* WRITTEN EXERCISE: Write out the data below exactly as given, without any of its pictures.

(Saved entries)
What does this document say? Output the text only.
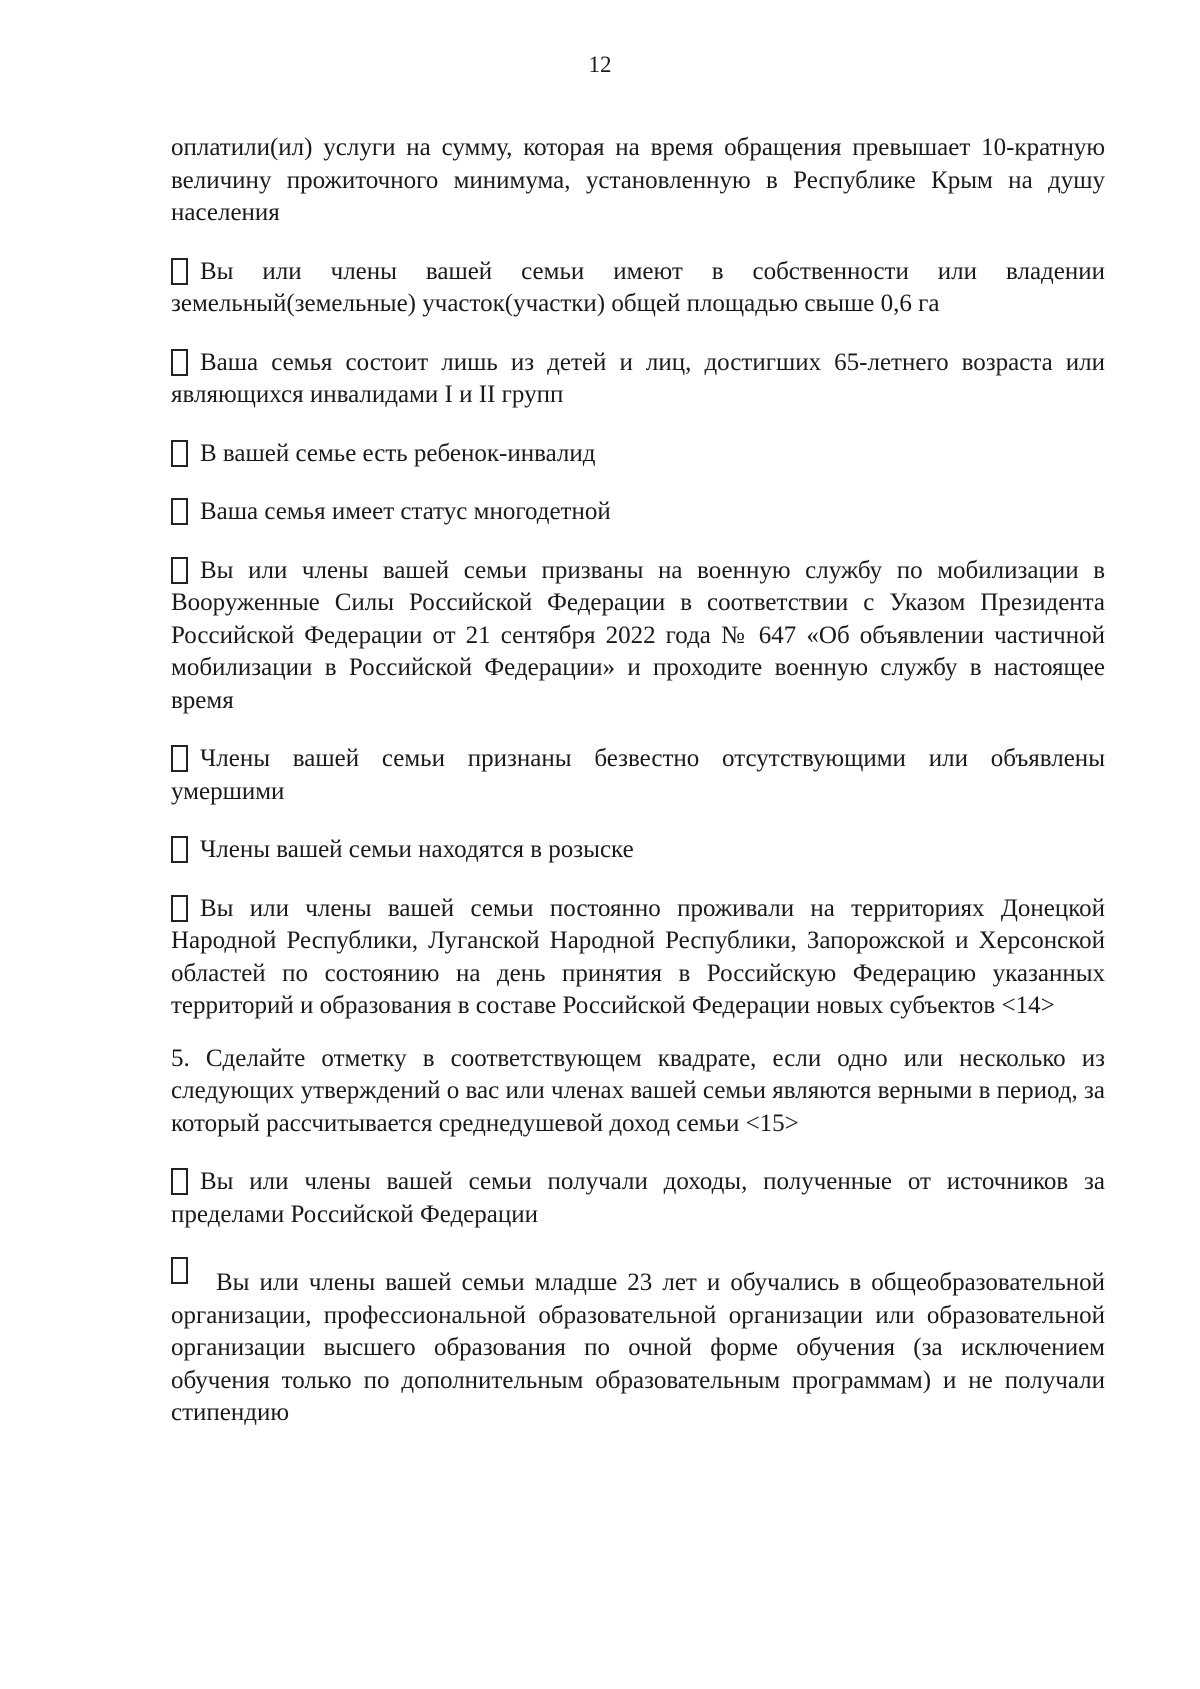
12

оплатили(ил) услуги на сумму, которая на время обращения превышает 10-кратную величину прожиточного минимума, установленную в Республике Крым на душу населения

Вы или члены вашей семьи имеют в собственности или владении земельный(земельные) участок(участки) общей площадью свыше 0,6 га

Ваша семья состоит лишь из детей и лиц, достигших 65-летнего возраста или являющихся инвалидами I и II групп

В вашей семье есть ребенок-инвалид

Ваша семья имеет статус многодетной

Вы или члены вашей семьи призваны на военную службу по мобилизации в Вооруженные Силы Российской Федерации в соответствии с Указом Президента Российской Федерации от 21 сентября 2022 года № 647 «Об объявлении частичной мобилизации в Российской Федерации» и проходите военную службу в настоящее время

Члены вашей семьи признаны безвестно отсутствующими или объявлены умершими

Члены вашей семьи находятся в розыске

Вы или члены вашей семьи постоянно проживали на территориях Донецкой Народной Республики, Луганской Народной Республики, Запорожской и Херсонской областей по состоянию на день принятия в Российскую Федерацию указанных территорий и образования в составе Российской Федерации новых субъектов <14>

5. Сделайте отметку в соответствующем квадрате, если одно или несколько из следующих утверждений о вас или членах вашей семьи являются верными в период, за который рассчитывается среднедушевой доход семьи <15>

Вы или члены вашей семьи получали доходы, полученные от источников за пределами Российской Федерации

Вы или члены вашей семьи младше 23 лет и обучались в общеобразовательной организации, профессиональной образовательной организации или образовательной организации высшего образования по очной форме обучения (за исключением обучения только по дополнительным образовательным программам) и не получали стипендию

* REPLY TO THE EXERCISE:
What does this document say? Output the text only.
12

оплатили(ил) услуги на сумму, которая на время обращения превышает 10-кратную величину прожиточного минимума, установленную в Республике Крым на душу населения

Вы или члены вашей семьи имеют в собственности или владении земельный(земельные) участок(участки) общей площадью свыше 0,6 га

Ваша семья состоит лишь из детей и лиц, достигших 65-летнего возраста или являющихся инвалидами I и II групп

В вашей семье есть ребенок-инвалид

Ваша семья имеет статус многодетной

Вы или члены вашей семьи призваны на военную службу по мобилизации в Вооруженные Силы Российской Федерации в соответствии с Указом Президента Российской Федерации от 21 сентября 2022 года № 647 «Об объявлении частичной мобилизации в Российской Федерации» и проходите военную службу в настоящее время

Члены вашей семьи признаны безвестно отсутствующими или объявлены умершими

Члены вашей семьи находятся в розыске

Вы или члены вашей семьи постоянно проживали на территориях Донецкой Народной Республики, Луганской Народной Республики, Запорожской и Херсонской областей по состоянию на день принятия в Российскую Федерацию указанных территорий и образования в составе Российской Федерации новых субъектов <14>

5. Сделайте отметку в соответствующем квадрате, если одно или несколько из следующих утверждений о вас или членах вашей семьи являются верными в период, за который рассчитывается среднедушевой доход семьи <15>

Вы или члены вашей семьи получали доходы, полученные от источников за пределами Российской Федерации

Вы или члены вашей семьи младше 23 лет и обучались в общеобразовательной организации, профессиональной образовательной организации или образовательной организации высшего образования по очной форме обучения (за исключением обучения только по дополнительным образовательным программам) и не получали стипендию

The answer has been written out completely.